**WHAT YOU ARE ASKED TO DO**
Single out the lines of the material that contain "pieniądze" and copy them.
_____
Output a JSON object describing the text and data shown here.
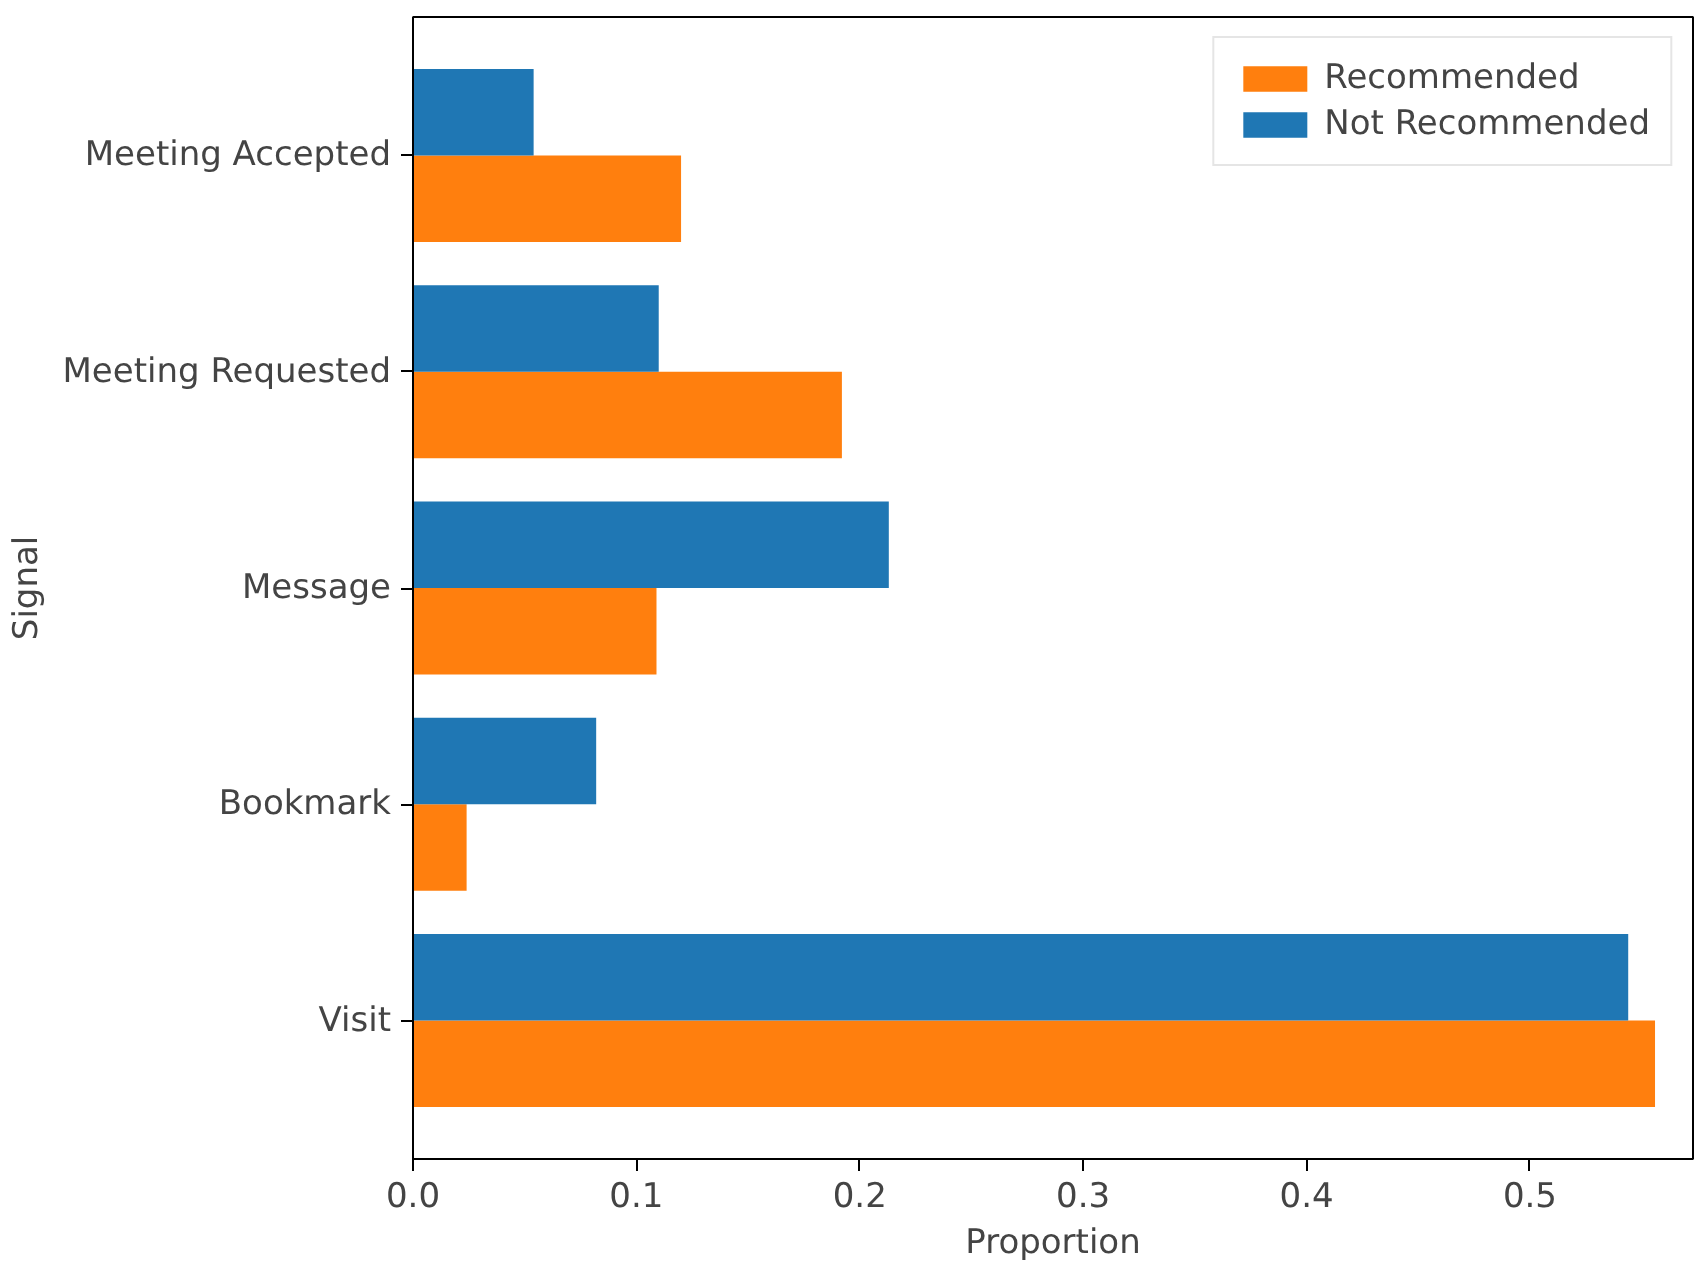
{
  "chart_data": {
    "type": "bar",
    "orientation": "horizontal",
    "xlabel": "Proportion",
    "ylabel": "Signal",
    "categories": [
      "Meeting Accepted",
      "Meeting Requested",
      "Message",
      "Bookmark",
      "Visit"
    ],
    "series": [
      {
        "name": "Recommended",
        "color": "#ff7f0e",
        "values": [
          0.12,
          0.192,
          0.109,
          0.024,
          0.556
        ]
      },
      {
        "name": "Not Recommended",
        "color": "#1f77b4",
        "values": [
          0.054,
          0.11,
          0.213,
          0.082,
          0.544
        ]
      }
    ],
    "xlim": [
      0,
      0.573
    ],
    "xticks": [
      {
        "value": 0,
        "label": "0.0"
      },
      0.1,
      0.2,
      0.3,
      0.4,
      0.5
    ],
    "legend": "top right",
    "grid": false
  }
}
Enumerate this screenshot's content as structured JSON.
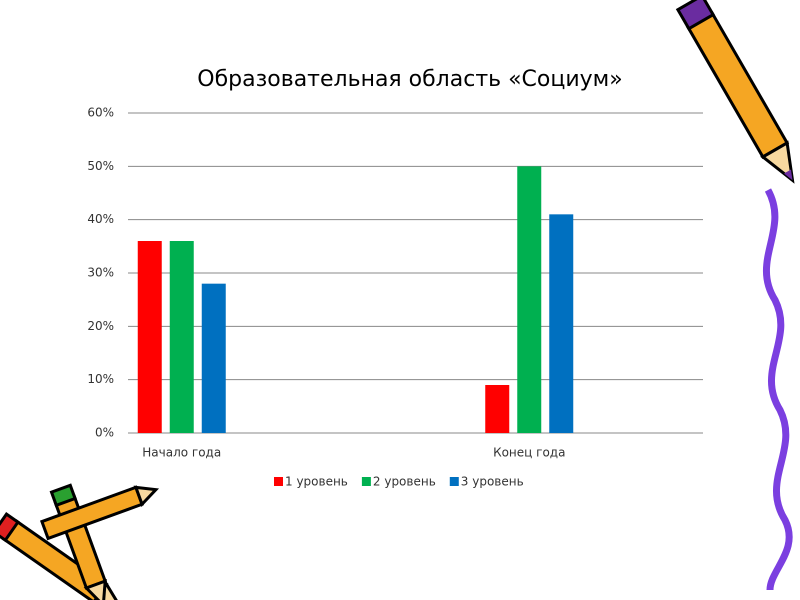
{
  "chart_data": {
    "type": "bar",
    "title": "Образовательная область «Социум»",
    "categories": [
      "Начало года",
      "Конец года"
    ],
    "series": [
      {
        "name": "1 уровень",
        "color": "#ff0000",
        "values": [
          36,
          9
        ]
      },
      {
        "name": "2 уровень",
        "color": "#00b050",
        "values": [
          36,
          50
        ]
      },
      {
        "name": "3 уровень",
        "color": "#0070c0",
        "values": [
          28,
          41
        ]
      }
    ],
    "ylim": [
      0,
      60
    ],
    "yticks": [
      {
        "value": 0,
        "label": "0%"
      },
      {
        "value": 10,
        "label": "10%"
      },
      {
        "value": 20,
        "label": "20%"
      },
      {
        "value": 30,
        "label": "30%"
      },
      {
        "value": 40,
        "label": "40%"
      },
      {
        "value": 50,
        "label": "50%"
      },
      {
        "value": 60,
        "label": "60%"
      }
    ],
    "grid": true,
    "legend": "bottom"
  }
}
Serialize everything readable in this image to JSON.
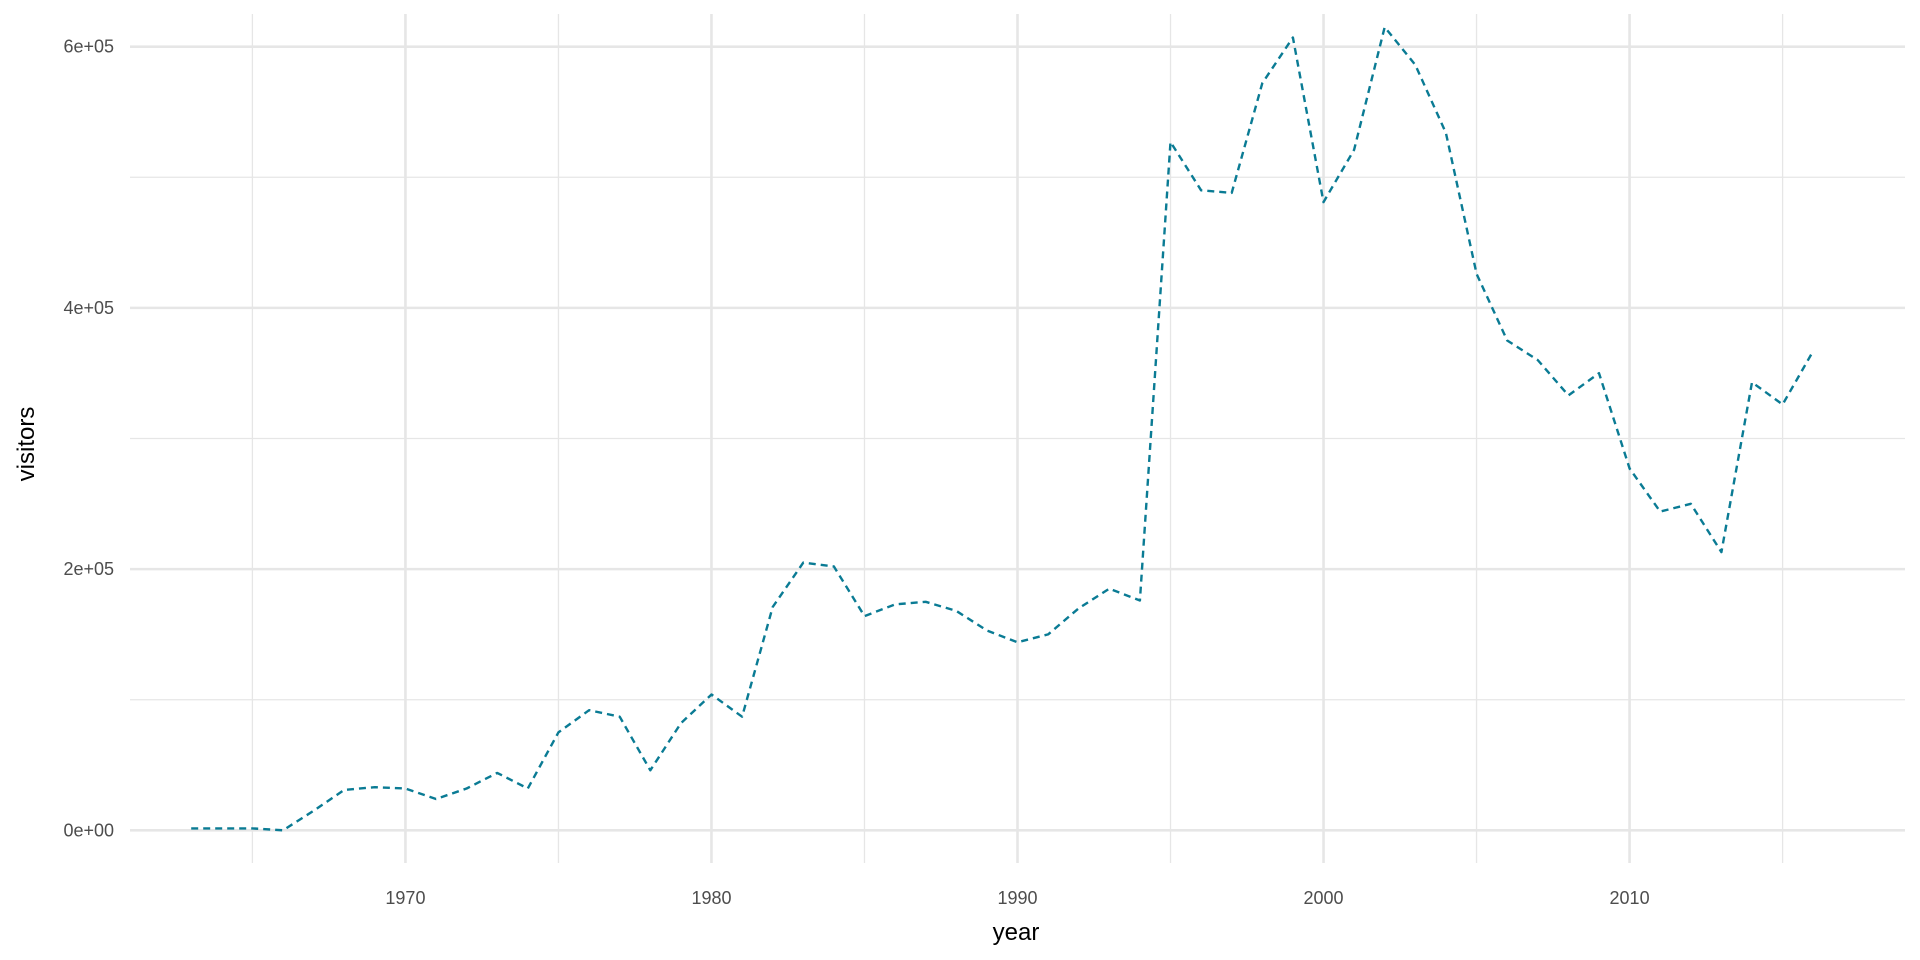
{
  "chart_data": {
    "type": "line",
    "xlabel": "year",
    "ylabel": "visitors",
    "xlim": [
      1961,
      2019
    ],
    "ylim": [
      -25000,
      625000
    ],
    "x_ticks": [
      1970,
      1980,
      1990,
      2000,
      2010
    ],
    "x_tick_labels": [
      "1970",
      "1980",
      "1990",
      "2000",
      "2010"
    ],
    "x_minor_ticks": [
      1965,
      1975,
      1985,
      1995,
      2005,
      2015
    ],
    "y_ticks": [
      0,
      200000,
      400000,
      600000
    ],
    "y_tick_labels": [
      "0e+00",
      "2e+05",
      "4e+05",
      "6e+05"
    ],
    "y_minor_ticks": [
      100000,
      300000,
      500000
    ],
    "grid": true,
    "line_style": "dashed",
    "colors": {
      "line": "#0a7b94",
      "grid": "#e6e6e6",
      "background": "#ffffff"
    },
    "x": [
      1963,
      1964,
      1965,
      1966,
      1967,
      1968,
      1969,
      1970,
      1971,
      1972,
      1973,
      1974,
      1975,
      1976,
      1977,
      1978,
      1979,
      1980,
      1981,
      1982,
      1983,
      1984,
      1985,
      1986,
      1987,
      1988,
      1989,
      1990,
      1991,
      1992,
      1993,
      1994,
      1995,
      1996,
      1997,
      1998,
      1999,
      2000,
      2001,
      2002,
      2003,
      2004,
      2005,
      2006,
      2007,
      2008,
      2009,
      2010,
      2011,
      2012,
      2013,
      2014,
      2015,
      2016
    ],
    "series": [
      {
        "values": [
          1500,
          1500,
          1500,
          0,
          15000,
          31000,
          33000,
          32000,
          24000,
          32000,
          44000,
          32000,
          75000,
          92000,
          87000,
          46000,
          82000,
          104000,
          87000,
          171000,
          205000,
          202000,
          164000,
          173000,
          175000,
          168000,
          153000,
          144000,
          150000,
          170000,
          185000,
          176000,
          527000,
          490000,
          488000,
          572000,
          607000,
          481000,
          521000,
          615000,
          586000,
          534000,
          426000,
          375000,
          360000,
          333000,
          350000,
          277000,
          244000,
          250000,
          213000,
          343000,
          326000,
          367000
        ]
      }
    ]
  }
}
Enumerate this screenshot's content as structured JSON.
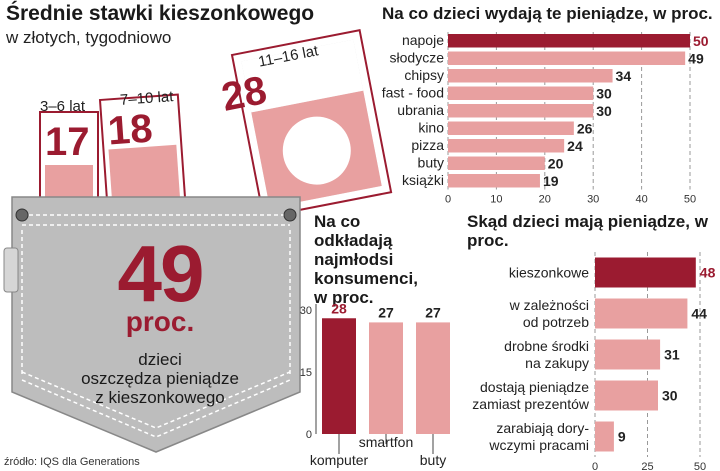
{
  "header": {
    "title": "Średnie stawki kieszonkowego",
    "subtitle": "w złotych, tygodniowo"
  },
  "cards": [
    {
      "age": "3–6 lat",
      "value": "17"
    },
    {
      "age": "7–10 lat",
      "value": "18"
    },
    {
      "age": "11–16 lat",
      "value": "28"
    }
  ],
  "pocket": {
    "big": "49",
    "unit": "proc.",
    "description": [
      "dzieci",
      "oszczędza pieniądze",
      "z kieszonkowego"
    ]
  },
  "source": "źródło: IQS dla Generations",
  "colors": {
    "dark": "#9b1b30",
    "light": "#e8a0a0",
    "pocket": "#bdbdbd"
  },
  "chart_data": [
    {
      "type": "bar",
      "orientation": "horizontal",
      "title": "Na co dzieci wydają te pieniądze, w proc.",
      "categories": [
        "napoje",
        "słodycze",
        "chipsy",
        "fast - food",
        "ubrania",
        "kino",
        "pizza",
        "buty",
        "książki"
      ],
      "values": [
        50,
        49,
        34,
        30,
        30,
        26,
        24,
        20,
        19
      ],
      "xlim": [
        0,
        50
      ],
      "ticks": [
        "0",
        "10",
        "20",
        "30",
        "40",
        "50"
      ],
      "grid": true
    },
    {
      "type": "bar",
      "title": "Na co odkładają najmłodsi konsumenci, w proc.",
      "categories": [
        "komputer",
        "smartfon",
        "buty"
      ],
      "values": [
        28,
        27,
        27
      ],
      "ylim": [
        0,
        30
      ],
      "ticks": [
        "0",
        "15",
        "30"
      ]
    },
    {
      "type": "bar",
      "orientation": "horizontal",
      "title": "Skąd dzieci mają pieniądze, w proc.",
      "categories": [
        [
          "kieszonkowe"
        ],
        [
          "w zależności",
          "od potrzeb"
        ],
        [
          "drobne środki",
          "na zakupy"
        ],
        [
          "dostają pieniądze",
          "zamiast prezentów"
        ],
        [
          "zarabiają dory-",
          "wczymi pracami"
        ]
      ],
      "values": [
        48,
        44,
        31,
        30,
        9
      ],
      "xlim": [
        0,
        50
      ],
      "ticks": [
        "0",
        "25",
        "50"
      ],
      "grid": true
    }
  ]
}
_____
**EXERCISE RESPONSE**
      "oszczędza pieniądze",
      "title": "Na co dzieci wydają te pieniądze, w proc.",
      "title": "Skąd dzieci mają pieniądze, w proc.",
          "dostają pieniądze",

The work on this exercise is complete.